Brief: From the entries below, gather each line containing the word "xlabel".

——————

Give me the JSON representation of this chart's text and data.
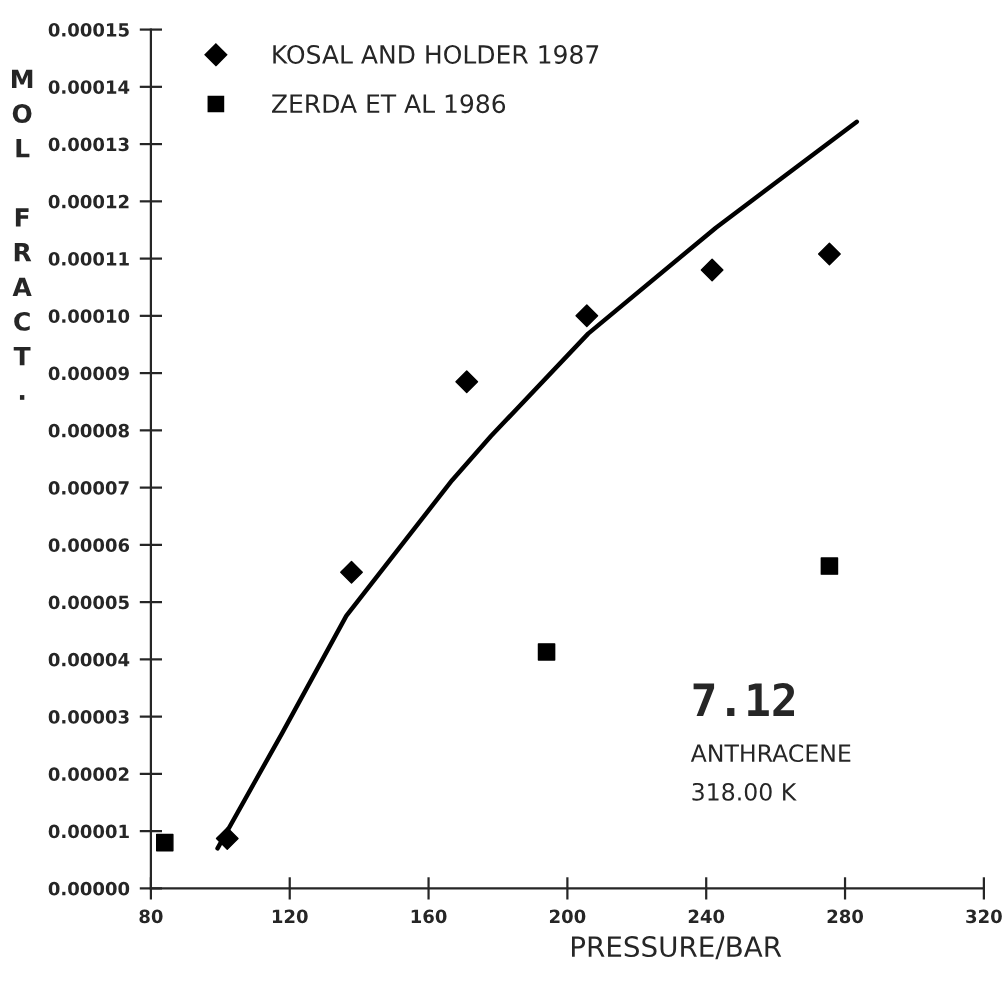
{
  "chart_data": {
    "type": "scatter",
    "xlabel": "PRESSURE/BAR",
    "ylabel": "MOL FRACT.",
    "series": [
      {
        "name": "KOSAL AND HOLDER 1987",
        "marker": "diamond",
        "color": "#000000",
        "x": [
          102,
          137.8,
          171,
          205.6,
          241.7,
          275.5
        ],
        "values": [
          8.7e-06,
          5.52e-05,
          8.85e-05,
          0.0001,
          0.000108,
          0.0001108
        ]
      },
      {
        "name": "ZERDA ET AL 1986",
        "marker": "square",
        "color": "#000000",
        "x": [
          84,
          194,
          275.5
        ],
        "values": [
          8e-06,
          4.13e-05,
          5.63e-05
        ]
      },
      {
        "type": "line",
        "marker": "none",
        "color": "#000000",
        "x": [
          99.2,
          117.7,
          136.3,
          166.8,
          178,
          206,
          242.8,
          283.4
        ],
        "values": [
          7e-06,
          2.7e-05,
          4.76e-05,
          7.13e-05,
          7.9e-05,
          9.69e-05,
          0.0001154,
          0.0001339
        ]
      }
    ],
    "xlim": [
      80,
      320
    ],
    "xticks": [
      80,
      120,
      160,
      200,
      240,
      280,
      320
    ],
    "ylim": [
      0,
      0.00015
    ],
    "yticks": [
      {
        "value": 0,
        "label": "0.00000"
      },
      {
        "value": 1e-05,
        "label": "0.00001"
      },
      {
        "value": 2e-05,
        "label": "0.00002"
      },
      {
        "value": 3e-05,
        "label": "0.00003"
      },
      {
        "value": 4e-05,
        "label": "0.00004"
      },
      {
        "value": 5e-05,
        "label": "0.00005"
      },
      {
        "value": 6e-05,
        "label": "0.00006"
      },
      {
        "value": 7e-05,
        "label": "0.00007"
      },
      {
        "value": 8e-05,
        "label": "0.00008"
      },
      {
        "value": 9e-05,
        "label": "0.00009"
      },
      {
        "value": 0.0001,
        "label": "0.00010"
      },
      {
        "value": 0.00011,
        "label": "0.00011"
      },
      {
        "value": 0.00012,
        "label": "0.00012"
      },
      {
        "value": 0.00013,
        "label": "0.00013"
      },
      {
        "value": 0.00014,
        "label": "0.00014"
      },
      {
        "value": 0.00015,
        "label": "0.00015"
      }
    ],
    "annotations": [
      "7.12",
      "ANTHRACENE",
      "318.00 K"
    ],
    "grid": false,
    "legend": "top left"
  }
}
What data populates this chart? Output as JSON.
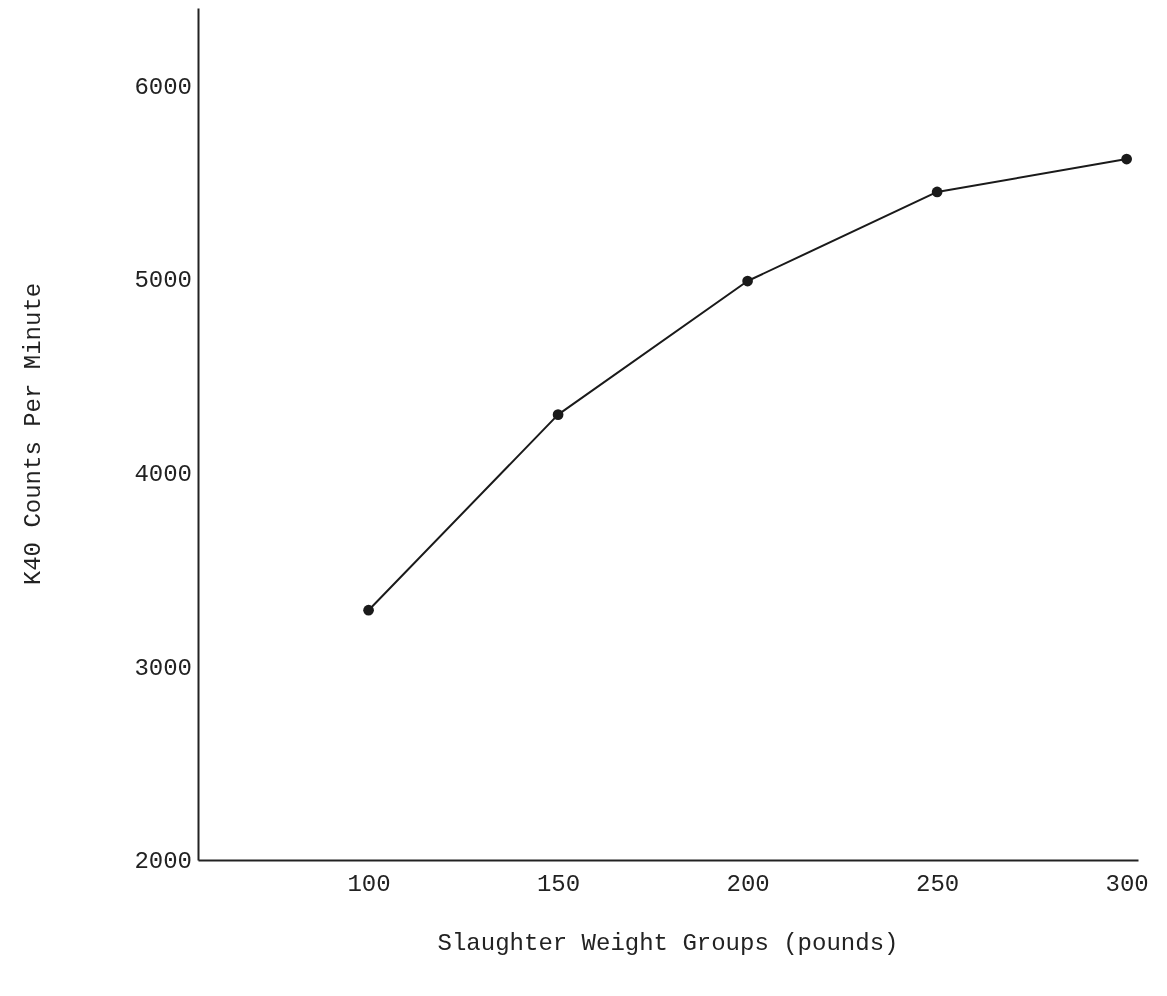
{
  "chart_data": {
    "type": "line",
    "xlabel": "Slaughter Weight Groups (pounds)",
    "ylabel": "K40 Counts Per Minute",
    "x": [
      100,
      150,
      200,
      250,
      300
    ],
    "series": [
      {
        "color": "#1a1a1a",
        "values": [
          3290,
          4300,
          4990,
          5450,
          5620
        ]
      }
    ],
    "xlim": [
      55,
      303
    ],
    "xticks": [
      100,
      150,
      200,
      250,
      300
    ],
    "ylim": [
      2000,
      6400
    ],
    "yticks": [
      2000,
      3000,
      4000,
      5000,
      6000
    ],
    "grid": false,
    "marker": "circle",
    "line_style": "solid"
  }
}
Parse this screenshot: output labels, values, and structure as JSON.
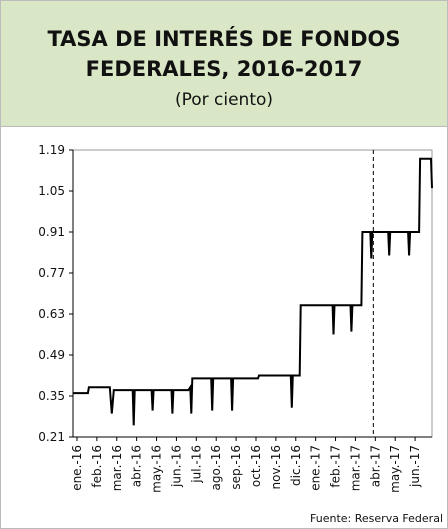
{
  "chart_data": {
    "type": "line",
    "title": [
      "TASA DE INTERÉS DE FONDOS",
      "FEDERALES, 2016-2017"
    ],
    "subtitle": "(Por ciento)",
    "source": "Fuente: Reserva Federal",
    "xlim": [
      -0.2,
      17.85
    ],
    "xticks": [
      {
        "value": 0,
        "label": "ene.-16"
      },
      {
        "value": 1,
        "label": "feb.-16"
      },
      {
        "value": 2,
        "label": "mar.-16"
      },
      {
        "value": 3,
        "label": "abr.-16"
      },
      {
        "value": 4,
        "label": "may.-16"
      },
      {
        "value": 5,
        "label": "jun.-16"
      },
      {
        "value": 6,
        "label": "jul.-16"
      },
      {
        "value": 7,
        "label": "ago.-16"
      },
      {
        "value": 8,
        "label": "sep.-16"
      },
      {
        "value": 9,
        "label": "oct.-16"
      },
      {
        "value": 10,
        "label": "nov.-16"
      },
      {
        "value": 11,
        "label": "dic.-16"
      },
      {
        "value": 12,
        "label": "ene.-17"
      },
      {
        "value": 13,
        "label": "feb.-17"
      },
      {
        "value": 14,
        "label": "mar.-17"
      },
      {
        "value": 15,
        "label": "abr.-17"
      },
      {
        "value": 16,
        "label": "may.-17"
      },
      {
        "value": 17,
        "label": "jun.-17"
      }
    ],
    "ylim": [
      0.21,
      1.19
    ],
    "yticks": [
      0.21,
      0.35,
      0.49,
      0.63,
      0.77,
      0.91,
      1.05,
      1.19
    ],
    "reference_line_x": 14.9,
    "series": [
      {
        "color": "#000000",
        "x": [
          -0.2,
          0.55,
          0.6,
          1.65,
          1.75,
          1.85,
          2.8,
          2.85,
          2.9,
          3.75,
          3.8,
          3.85,
          4.75,
          4.8,
          4.85,
          5.6,
          5.7,
          5.75,
          5.8,
          6.75,
          6.8,
          6.85,
          7.75,
          7.8,
          7.85,
          9.1,
          9.15,
          10.75,
          10.8,
          10.85,
          11.2,
          11.25,
          12.85,
          12.9,
          12.95,
          13.75,
          13.8,
          13.85,
          14.3,
          14.35,
          14.75,
          14.8,
          14.85,
          15.65,
          15.7,
          15.75,
          16.65,
          16.7,
          16.75,
          17.2,
          17.25,
          17.8,
          17.85
        ],
        "values": [
          0.36,
          0.36,
          0.38,
          0.38,
          0.29,
          0.37,
          0.37,
          0.25,
          0.37,
          0.37,
          0.3,
          0.37,
          0.37,
          0.29,
          0.37,
          0.37,
          0.38,
          0.29,
          0.41,
          0.41,
          0.3,
          0.41,
          0.41,
          0.3,
          0.41,
          0.41,
          0.42,
          0.42,
          0.31,
          0.42,
          0.42,
          0.66,
          0.66,
          0.56,
          0.66,
          0.66,
          0.57,
          0.66,
          0.66,
          0.91,
          0.91,
          0.82,
          0.91,
          0.91,
          0.83,
          0.91,
          0.91,
          0.83,
          0.91,
          0.91,
          1.16,
          1.16,
          1.06
        ]
      }
    ]
  }
}
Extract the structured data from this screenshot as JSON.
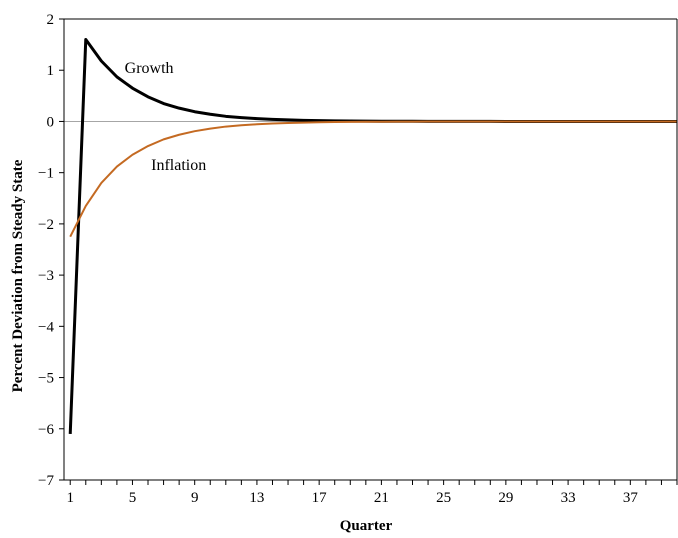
{
  "chart_data": {
    "type": "line",
    "title": "",
    "xlabel": "Quarter",
    "ylabel": "Percent Deviation from Steady State",
    "xlim": [
      0.6,
      40
    ],
    "ylim": [
      -7,
      2
    ],
    "yticks": [
      2,
      1,
      0,
      -1,
      -2,
      -3,
      -4,
      -5,
      -6,
      -7
    ],
    "ytick_labels": [
      "2",
      "1",
      "0",
      "−1",
      "−2",
      "−3",
      "−4",
      "−5",
      "−6",
      "−7"
    ],
    "xtick_labels": [
      "1",
      "5",
      "9",
      "13",
      "17",
      "21",
      "25",
      "29",
      "33",
      "37"
    ],
    "xtick_label_values": [
      1,
      5,
      9,
      13,
      17,
      21,
      25,
      29,
      33,
      37
    ],
    "x": [
      1,
      2,
      3,
      4,
      5,
      6,
      7,
      8,
      9,
      10,
      11,
      12,
      13,
      14,
      15,
      16,
      17,
      18,
      19,
      20,
      21,
      22,
      23,
      24,
      25,
      26,
      27,
      28,
      29,
      30,
      31,
      32,
      33,
      34,
      35,
      36,
      37,
      38,
      39,
      40
    ],
    "series": [
      {
        "name": "Growth",
        "color": "#000000",
        "values": [
          -6.1,
          1.6,
          1.18,
          0.87,
          0.65,
          0.48,
          0.35,
          0.26,
          0.19,
          0.14,
          0.1,
          0.075,
          0.055,
          0.04,
          0.03,
          0.022,
          0.016,
          0.012,
          0.009,
          0.006,
          0.005,
          0.004,
          0.003,
          0.002,
          0.002,
          0.001,
          0.001,
          0.001,
          0.0,
          0.0,
          0.0,
          0.0,
          0.0,
          0.0,
          0.0,
          0.0,
          0.0,
          0.0,
          0.0,
          0.0
        ]
      },
      {
        "name": "Inflation",
        "color": "#C46A22",
        "values": [
          -2.25,
          -1.65,
          -1.2,
          -0.88,
          -0.65,
          -0.48,
          -0.35,
          -0.26,
          -0.19,
          -0.14,
          -0.1,
          -0.075,
          -0.055,
          -0.04,
          -0.03,
          -0.022,
          -0.016,
          -0.012,
          -0.009,
          -0.006,
          -0.005,
          -0.004,
          -0.003,
          -0.002,
          -0.002,
          -0.001,
          -0.001,
          -0.001,
          0.0,
          0.0,
          0.0,
          0.0,
          0.0,
          0.0,
          0.0,
          0.0,
          0.0,
          0.0,
          0.0,
          0.0
        ]
      }
    ],
    "annotations": [
      {
        "text": "Growth",
        "x": 4.5,
        "y": 0.95
      },
      {
        "text": "Inflation",
        "x": 6.2,
        "y": -0.95
      }
    ],
    "grid": false,
    "zero_line": true,
    "legend": "none"
  }
}
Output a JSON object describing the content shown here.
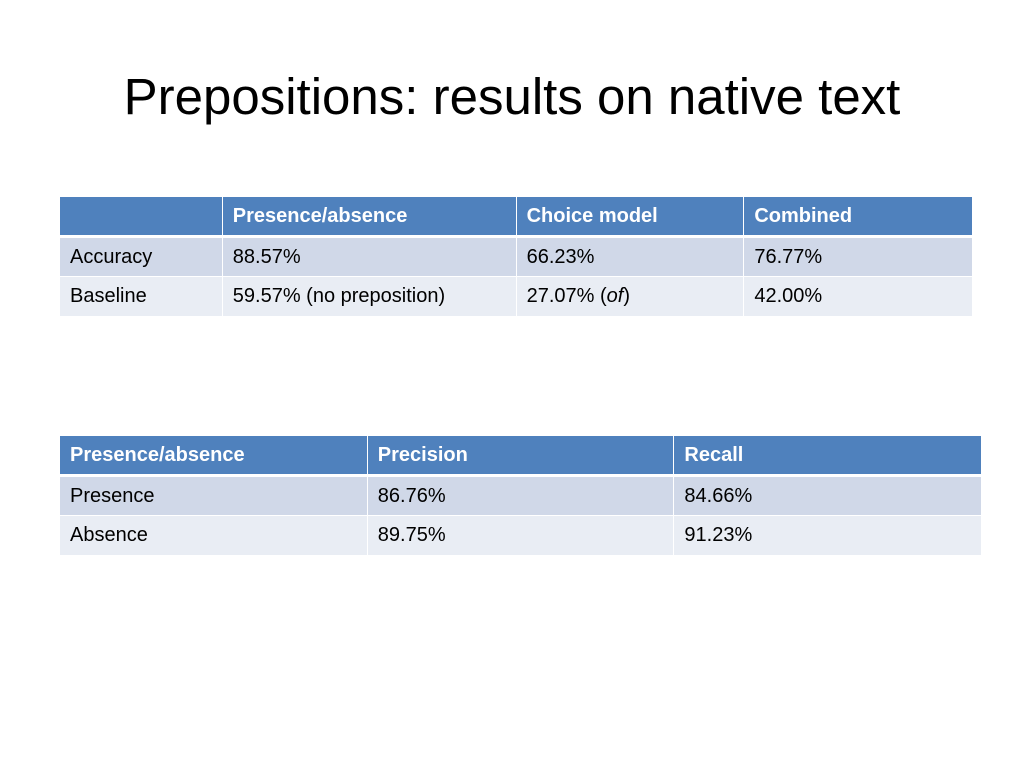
{
  "slide": {
    "title": "Prepositions: results on native text"
  },
  "results_table": {
    "headers": [
      "",
      "Presence/absence",
      "Choice model",
      "Combined"
    ],
    "rows": [
      {
        "label": "Accuracy",
        "presence_absence": "88.57%",
        "choice_model": "66.23%",
        "combined": "76.77%"
      },
      {
        "label": "Baseline",
        "presence_absence": "59.57% (no preposition)",
        "choice_model_prefix": "27.07% (",
        "choice_model_italic": "of",
        "choice_model_suffix": ")",
        "combined": "42.00%"
      }
    ]
  },
  "precision_recall_table": {
    "headers": [
      "Presence/absence",
      "Precision",
      "Recall"
    ],
    "rows": [
      {
        "label": "Presence",
        "precision": "86.76%",
        "recall": "84.66%"
      },
      {
        "label": "Absence",
        "precision": "89.75%",
        "recall": "91.23%"
      }
    ]
  },
  "colors": {
    "header_bg": "#4f81bd",
    "row_odd_bg": "#d0d8e8",
    "row_even_bg": "#e9edf4"
  }
}
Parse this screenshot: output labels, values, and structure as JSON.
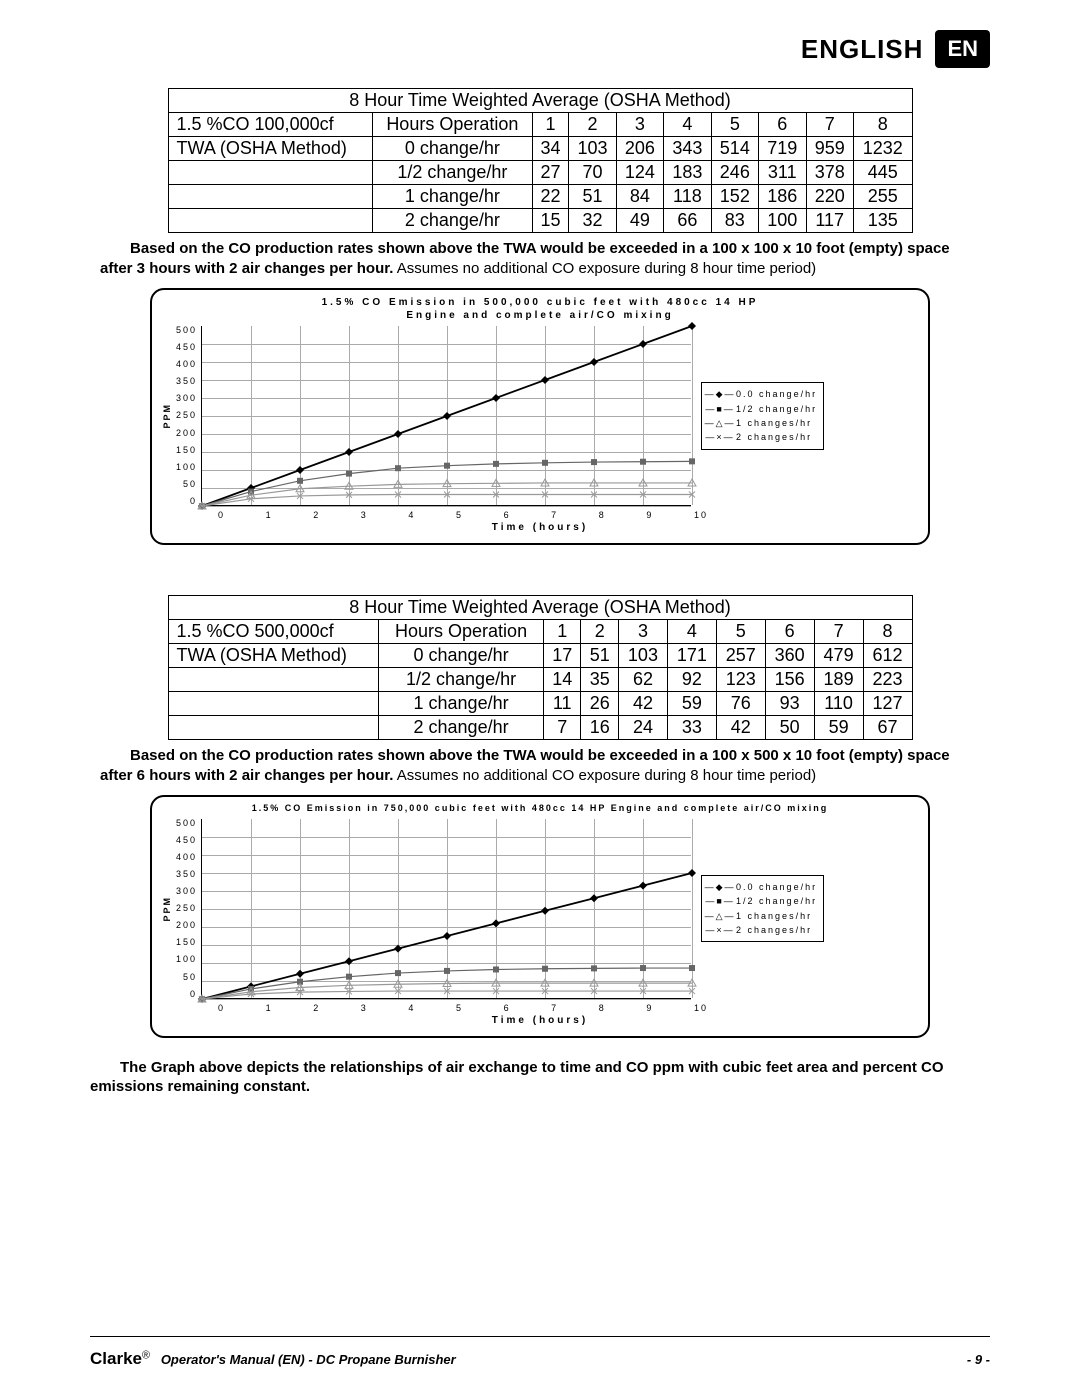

——————

Exercise result:
    "xlabel": "PRESSURE/BAR",
    "xlabel": "Slaughter Weight Groups (pounds)",
    "xlabel": "Quarter",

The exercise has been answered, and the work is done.